--- Given problem ---
Using the records below, give the number of lines where the word "data" appears, with no further output.

--- Records shown ---
..........

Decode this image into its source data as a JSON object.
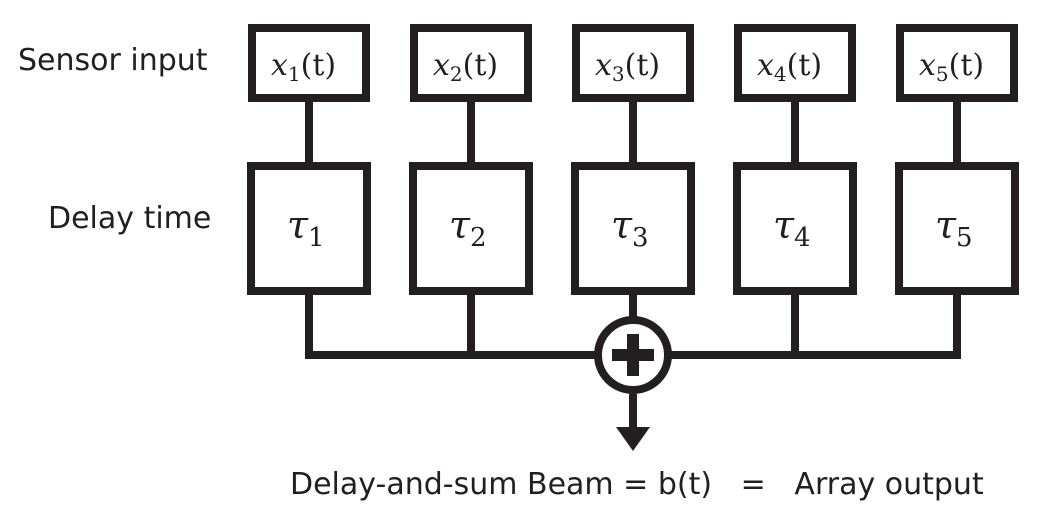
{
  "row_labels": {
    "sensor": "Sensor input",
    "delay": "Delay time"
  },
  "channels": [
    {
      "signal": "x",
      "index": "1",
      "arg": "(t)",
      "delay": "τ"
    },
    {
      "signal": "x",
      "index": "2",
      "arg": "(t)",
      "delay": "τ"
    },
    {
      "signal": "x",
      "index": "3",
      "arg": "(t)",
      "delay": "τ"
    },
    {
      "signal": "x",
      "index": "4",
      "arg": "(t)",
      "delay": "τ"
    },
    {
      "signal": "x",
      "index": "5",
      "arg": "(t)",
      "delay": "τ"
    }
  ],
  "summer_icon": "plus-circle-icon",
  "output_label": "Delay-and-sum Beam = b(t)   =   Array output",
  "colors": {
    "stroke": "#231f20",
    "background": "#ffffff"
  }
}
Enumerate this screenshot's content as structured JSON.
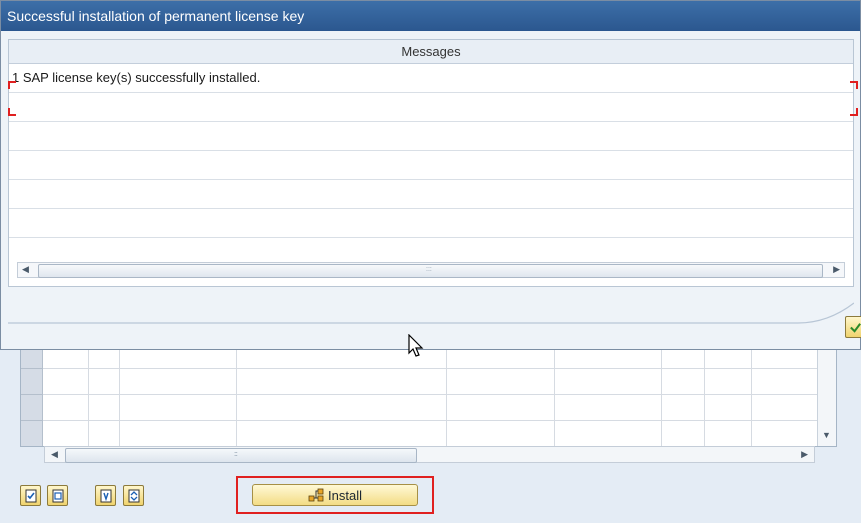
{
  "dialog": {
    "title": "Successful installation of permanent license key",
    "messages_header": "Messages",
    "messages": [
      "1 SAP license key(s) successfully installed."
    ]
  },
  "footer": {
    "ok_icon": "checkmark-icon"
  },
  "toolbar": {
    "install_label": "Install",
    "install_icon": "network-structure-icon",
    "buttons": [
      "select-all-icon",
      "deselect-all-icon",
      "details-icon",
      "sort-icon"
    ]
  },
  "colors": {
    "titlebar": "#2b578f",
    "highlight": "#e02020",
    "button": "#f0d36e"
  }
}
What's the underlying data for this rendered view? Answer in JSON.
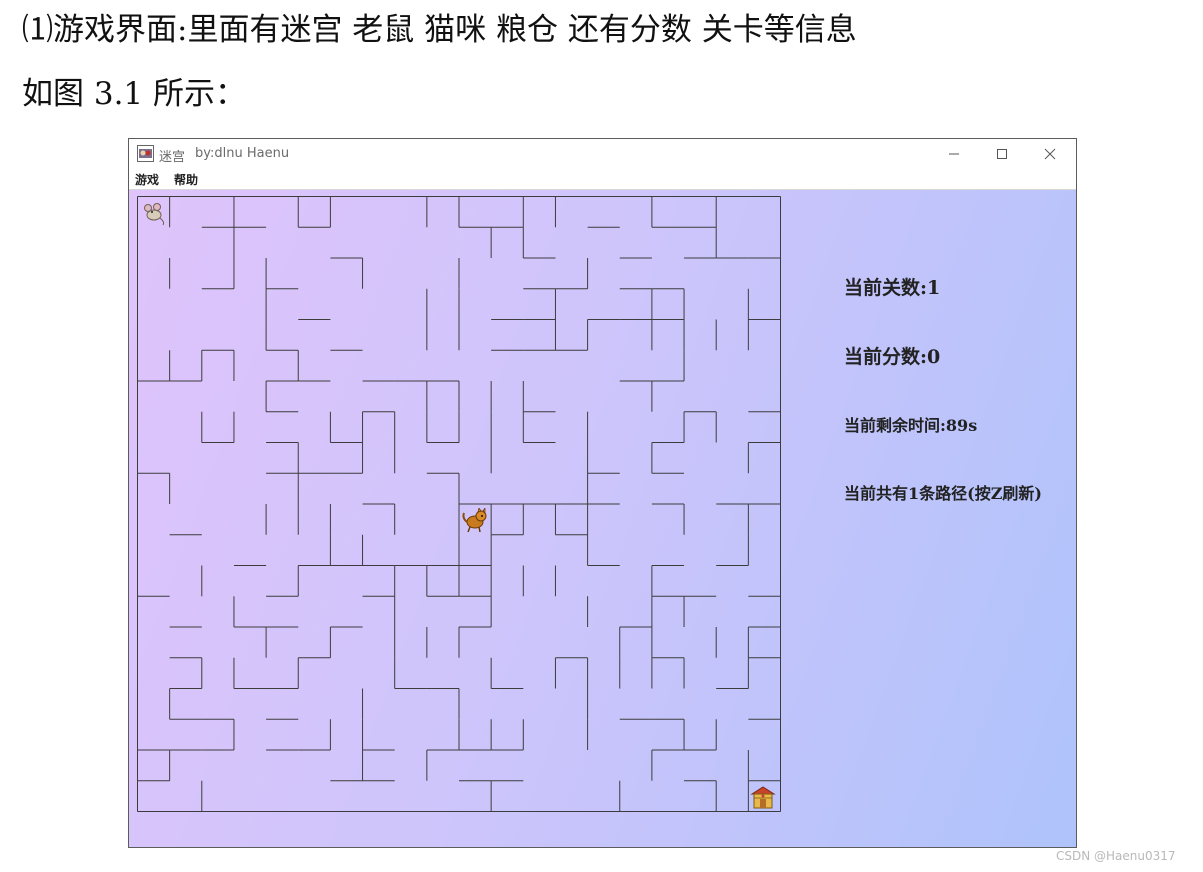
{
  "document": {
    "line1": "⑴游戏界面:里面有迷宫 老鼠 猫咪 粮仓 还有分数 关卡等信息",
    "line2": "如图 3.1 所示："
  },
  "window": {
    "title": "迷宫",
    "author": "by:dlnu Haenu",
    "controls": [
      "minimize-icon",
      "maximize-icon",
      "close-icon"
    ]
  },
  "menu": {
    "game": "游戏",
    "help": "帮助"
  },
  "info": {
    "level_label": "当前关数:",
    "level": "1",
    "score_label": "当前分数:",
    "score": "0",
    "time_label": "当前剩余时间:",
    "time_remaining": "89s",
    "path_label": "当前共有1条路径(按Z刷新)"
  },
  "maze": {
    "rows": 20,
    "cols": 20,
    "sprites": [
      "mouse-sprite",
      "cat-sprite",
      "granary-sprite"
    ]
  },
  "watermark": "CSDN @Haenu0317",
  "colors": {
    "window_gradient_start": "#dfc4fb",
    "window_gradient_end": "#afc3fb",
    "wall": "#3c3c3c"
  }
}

..........

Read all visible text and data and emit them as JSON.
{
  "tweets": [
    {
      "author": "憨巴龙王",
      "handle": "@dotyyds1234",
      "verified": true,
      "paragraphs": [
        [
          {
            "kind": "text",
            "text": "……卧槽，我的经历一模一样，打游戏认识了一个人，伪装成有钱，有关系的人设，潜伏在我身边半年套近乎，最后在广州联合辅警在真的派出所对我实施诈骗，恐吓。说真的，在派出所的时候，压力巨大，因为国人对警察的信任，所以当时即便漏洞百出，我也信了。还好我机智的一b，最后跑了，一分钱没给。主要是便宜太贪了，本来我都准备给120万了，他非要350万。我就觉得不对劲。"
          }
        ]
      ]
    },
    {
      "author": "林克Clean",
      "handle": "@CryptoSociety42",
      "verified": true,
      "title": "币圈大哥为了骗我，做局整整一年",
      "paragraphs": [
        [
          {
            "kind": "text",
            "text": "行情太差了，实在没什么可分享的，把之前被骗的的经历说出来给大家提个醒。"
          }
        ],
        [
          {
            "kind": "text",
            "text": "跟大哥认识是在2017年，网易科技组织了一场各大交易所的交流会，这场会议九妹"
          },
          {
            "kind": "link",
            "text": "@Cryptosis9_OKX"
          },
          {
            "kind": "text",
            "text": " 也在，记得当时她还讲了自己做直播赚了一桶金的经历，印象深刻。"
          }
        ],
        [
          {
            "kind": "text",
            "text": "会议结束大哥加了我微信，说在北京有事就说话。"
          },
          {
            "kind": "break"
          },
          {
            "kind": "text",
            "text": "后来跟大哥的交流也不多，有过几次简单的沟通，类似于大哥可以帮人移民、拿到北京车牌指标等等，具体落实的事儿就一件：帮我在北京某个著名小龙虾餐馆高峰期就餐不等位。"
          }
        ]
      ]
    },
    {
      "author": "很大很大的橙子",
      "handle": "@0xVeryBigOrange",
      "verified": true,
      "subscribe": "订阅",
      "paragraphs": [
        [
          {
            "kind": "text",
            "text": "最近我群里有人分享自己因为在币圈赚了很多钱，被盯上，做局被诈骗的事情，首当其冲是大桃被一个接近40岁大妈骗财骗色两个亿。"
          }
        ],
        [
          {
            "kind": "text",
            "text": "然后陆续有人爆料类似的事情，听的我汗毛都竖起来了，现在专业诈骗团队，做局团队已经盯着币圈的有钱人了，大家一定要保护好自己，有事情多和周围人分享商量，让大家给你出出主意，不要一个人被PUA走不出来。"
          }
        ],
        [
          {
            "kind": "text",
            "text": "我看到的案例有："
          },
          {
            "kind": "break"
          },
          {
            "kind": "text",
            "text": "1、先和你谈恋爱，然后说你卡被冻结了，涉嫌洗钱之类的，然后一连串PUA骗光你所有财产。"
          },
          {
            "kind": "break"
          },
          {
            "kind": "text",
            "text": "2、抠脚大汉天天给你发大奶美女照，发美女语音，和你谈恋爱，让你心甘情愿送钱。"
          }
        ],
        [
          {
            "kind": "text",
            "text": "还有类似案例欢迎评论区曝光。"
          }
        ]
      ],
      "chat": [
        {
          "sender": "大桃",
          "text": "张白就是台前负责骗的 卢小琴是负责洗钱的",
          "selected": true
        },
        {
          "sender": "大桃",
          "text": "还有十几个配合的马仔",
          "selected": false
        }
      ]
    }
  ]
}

..........

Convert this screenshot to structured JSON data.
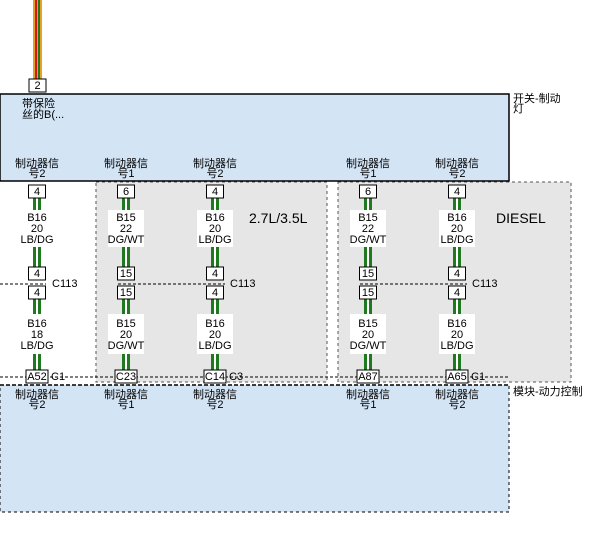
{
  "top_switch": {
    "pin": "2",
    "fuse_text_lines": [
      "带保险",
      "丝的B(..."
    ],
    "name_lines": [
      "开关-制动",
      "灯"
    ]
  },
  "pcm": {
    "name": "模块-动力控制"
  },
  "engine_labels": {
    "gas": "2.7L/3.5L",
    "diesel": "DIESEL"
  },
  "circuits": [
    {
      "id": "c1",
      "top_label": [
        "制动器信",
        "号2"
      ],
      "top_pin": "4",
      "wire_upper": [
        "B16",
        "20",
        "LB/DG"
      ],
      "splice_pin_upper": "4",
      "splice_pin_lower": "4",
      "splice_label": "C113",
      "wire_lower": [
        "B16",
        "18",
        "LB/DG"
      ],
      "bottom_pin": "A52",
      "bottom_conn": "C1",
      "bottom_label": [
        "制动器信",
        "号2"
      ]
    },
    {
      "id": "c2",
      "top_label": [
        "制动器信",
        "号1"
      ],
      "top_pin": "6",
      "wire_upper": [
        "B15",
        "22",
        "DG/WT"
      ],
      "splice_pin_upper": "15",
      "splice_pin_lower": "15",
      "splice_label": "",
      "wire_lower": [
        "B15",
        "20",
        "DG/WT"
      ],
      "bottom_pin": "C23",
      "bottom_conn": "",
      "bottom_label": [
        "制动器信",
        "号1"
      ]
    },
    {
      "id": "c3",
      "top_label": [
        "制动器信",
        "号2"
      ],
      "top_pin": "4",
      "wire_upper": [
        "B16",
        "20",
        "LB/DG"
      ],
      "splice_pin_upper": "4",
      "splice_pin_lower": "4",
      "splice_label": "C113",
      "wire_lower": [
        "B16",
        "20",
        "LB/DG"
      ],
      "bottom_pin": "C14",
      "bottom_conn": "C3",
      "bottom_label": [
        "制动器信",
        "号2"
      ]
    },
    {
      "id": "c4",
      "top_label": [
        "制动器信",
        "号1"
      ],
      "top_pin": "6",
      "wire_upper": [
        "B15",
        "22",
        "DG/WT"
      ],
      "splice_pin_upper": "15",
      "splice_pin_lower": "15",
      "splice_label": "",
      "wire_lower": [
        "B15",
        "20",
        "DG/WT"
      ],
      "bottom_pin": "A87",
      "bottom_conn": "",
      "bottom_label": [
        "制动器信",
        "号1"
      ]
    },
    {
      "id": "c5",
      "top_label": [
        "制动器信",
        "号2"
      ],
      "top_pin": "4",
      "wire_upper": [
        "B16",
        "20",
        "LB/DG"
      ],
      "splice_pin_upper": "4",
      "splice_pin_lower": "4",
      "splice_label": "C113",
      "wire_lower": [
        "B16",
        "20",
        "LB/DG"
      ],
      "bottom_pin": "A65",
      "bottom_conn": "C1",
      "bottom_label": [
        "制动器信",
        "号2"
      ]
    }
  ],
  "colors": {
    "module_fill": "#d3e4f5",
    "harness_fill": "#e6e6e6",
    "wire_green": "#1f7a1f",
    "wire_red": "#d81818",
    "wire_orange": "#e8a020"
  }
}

..........

--- Solved problem ---
4